**Task goal**
Within the listing below, locate all lines containing the word "goods". Copy each one.

Stored records
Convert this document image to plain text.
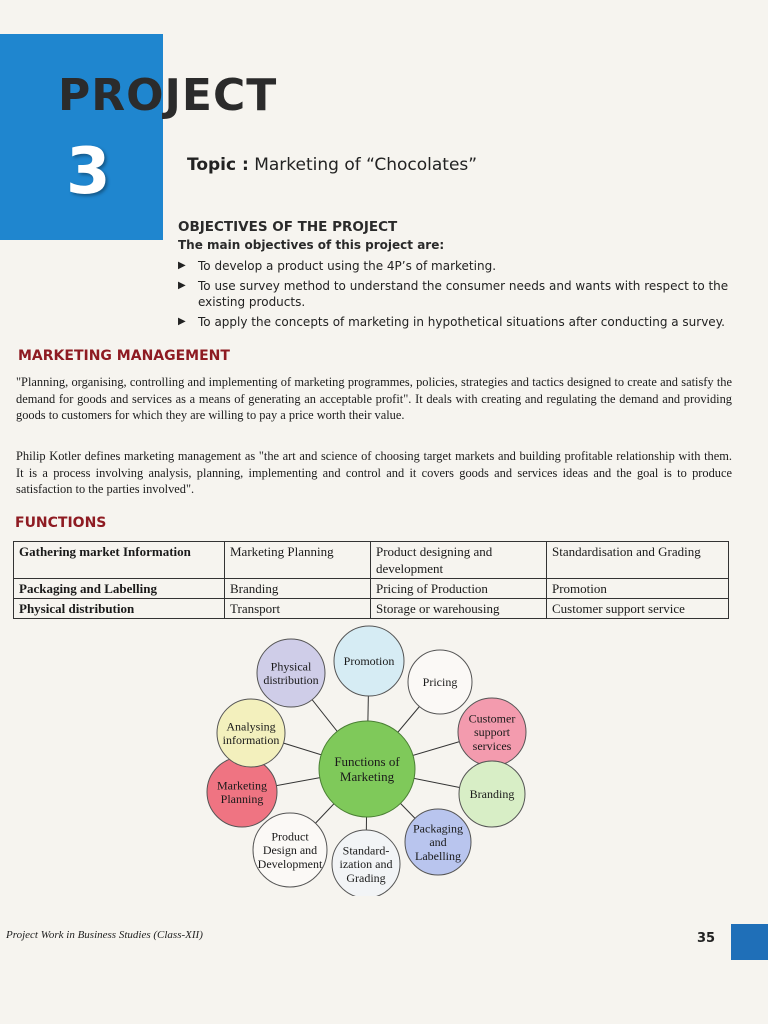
PROJECT
3	Topic : Marketing of “Chocolates”
OBJECTIVES OF THE PROJECT
The main objectives of this project are:
▶ To develop a product using the 4P’s of marketing.
▶ To use survey method to understand the consumer needs and wants with respect to the existing products.
▶ To apply the concepts of marketing in hypothetical situations after conducting a survey.
MARKETING MANAGEMENT

"Planning, organising, controlling and implementing of marketing programmes, policies, strategies and tactics designed to create and satisfy the demand for goods and services as a means of generating an acceptable profit". It deals with creating and regulating the demand and providing goods to customers for which they are willing to pay a price worth their value.

Philip Kotler defines marketing management as "the art and science of choosing target markets and building profitable relationship with them. It is a process involving analysis, planning, implementing and control and it covers goods and services ideas and the goal is to produce satisfaction to the parties involved".

FUNCTIONS
Gathering market Information	Marketing Planning	Product designing and development	Standardisation and Grading
Packaging and Labelling	Branding	Pricing of Production	Promotion
Physical distribution	Transport	Storage or warehousing	Customer support service
Physical
distribution
Promotion
Pricing
Customer
support
services
Branding
Packaging
and
Labelling
Standard-
ization and
Grading
Product
Design and
Development
Marketing
Planning
Analysing
information
Functions of
Marketing
Project Work in Business Studies (Class-XII)	35
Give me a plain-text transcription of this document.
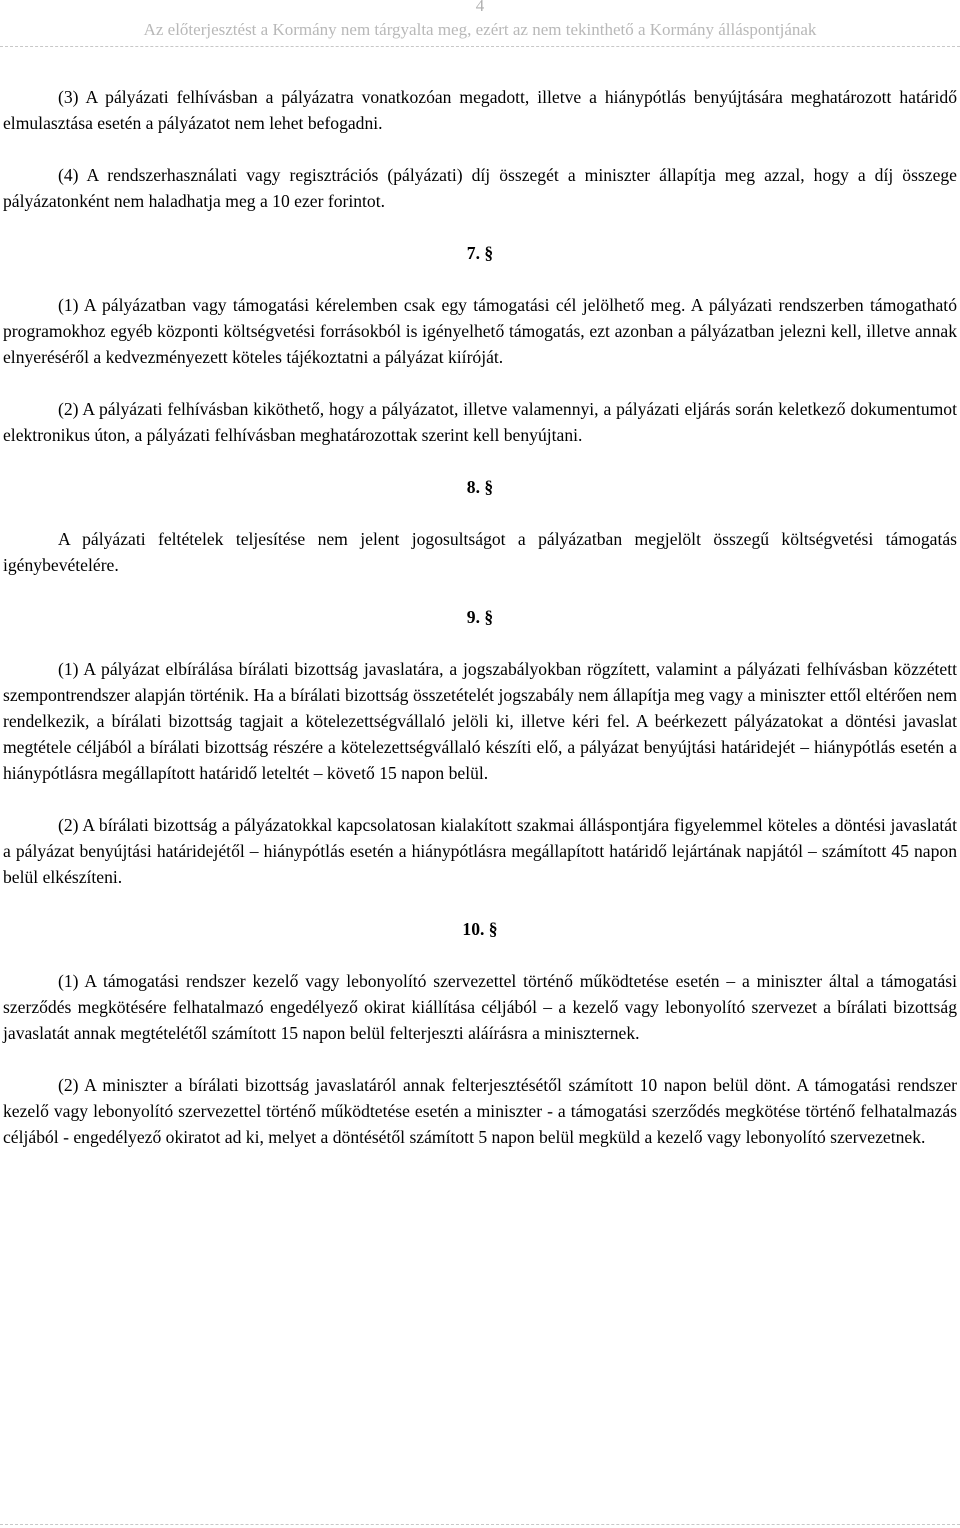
4
Az előterjesztést a Kormány nem tárgyalta meg, ezért az nem tekinthető a Kormány álláspontjának

(3) A pályázati felhívásban a pályázatra vonatkozóan megadott, illetve a hiánypótlás benyújtására meghatározott határidő elmulasztása esetén a pályázatot nem lehet befogadni.

(4) A rendszerhasználati vagy regisztrációs (pályázati) díj összegét a miniszter állapítja meg azzal, hogy a díj összege pályázatonként nem haladhatja meg a 10 ezer forintot.

7. §

(1) A pályázatban vagy támogatási kérelemben csak egy támogatási cél jelölhető meg. A pályázati rendszerben támogatható programokhoz egyéb központi költségvetési forrásokból is igényelhető támogatás, ezt azonban a pályázatban jelezni kell, illetve annak elnyeréséről a kedvezményezett köteles tájékoztatni a pályázat kiíróját.

(2) A pályázati felhívásban kiköthető, hogy a pályázatot, illetve valamennyi, a pályázati eljárás során keletkező dokumentumot elektronikus úton, a pályázati felhívásban meghatározottak szerint kell benyújtani.

8. §

A pályázati feltételek teljesítése nem jelent jogosultságot a pályázatban megjelölt összegű költségvetési támogatás igénybevételére.

9. §

(1) A pályázat elbírálása bírálati bizottság javaslatára, a jogszabályokban rögzített, valamint a pályázati felhívásban közzétett szempontrendszer alapján történik. Ha a bírálati bizottság összetételét jogszabály nem állapítja meg vagy a miniszter ettől eltérően nem rendelkezik, a bírálati bizottság tagjait a kötelezettségvállaló jelöli ki, illetve kéri fel. A beérkezett pályázatokat a döntési javaslat megtétele céljából a bírálati bizottság részére a kötelezettségvállaló készíti elő, a pályázat benyújtási határidejét – hiánypótlás esetén a hiánypótlásra megállapított határidő leteltét – követő 15 napon belül.

(2) A bírálati bizottság a pályázatokkal kapcsolatosan kialakított szakmai álláspontjára figyelemmel köteles a döntési javaslatát a pályázat benyújtási határidejétől – hiánypótlás esetén a hiánypótlásra megállapított határidő lejártának napjától – számított 45 napon belül elkészíteni.

10. §

(1) A támogatási rendszer kezelő vagy lebonyolító szervezettel történő működtetése esetén – a miniszter által a támogatási szerződés megkötésére felhatalmazó engedélyező okirat kiállítása céljából – a kezelő vagy lebonyolító szervezet a bírálati bizottság javaslatát annak megtételétől számított 15 napon belül felterjeszti aláírásra a miniszternek.

(2) A miniszter a bírálati bizottság javaslatáról annak felterjesztésétől számított 10 napon belül dönt. A támogatási rendszer kezelő vagy lebonyolító szervezettel történő működtetése esetén a miniszter - a támogatási szerződés megkötése történő felhatalmazás céljából - engedélyező okiratot ad ki, melyet a döntésétől számított 5 napon belül megküld a kezelő vagy lebonyolító szervezetnek.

**Result of the exercise**
"Planning, organising, controlling and implementing of marketing programmes, policies, strategies and tactics designed to create and satisfy the demand for goods and services as a means of generating an acceptable profit". It deals with creating and regulating the demand and providing goods to customers for which they are willing to pay a price worth their value.
Philip Kotler defines marketing management as "the art and science of choosing target markets and building profitable relationship with them. It is a process involving analysis, planning, implementing and control and it covers goods and services ideas and the goal is to produce satisfaction to the parties involved".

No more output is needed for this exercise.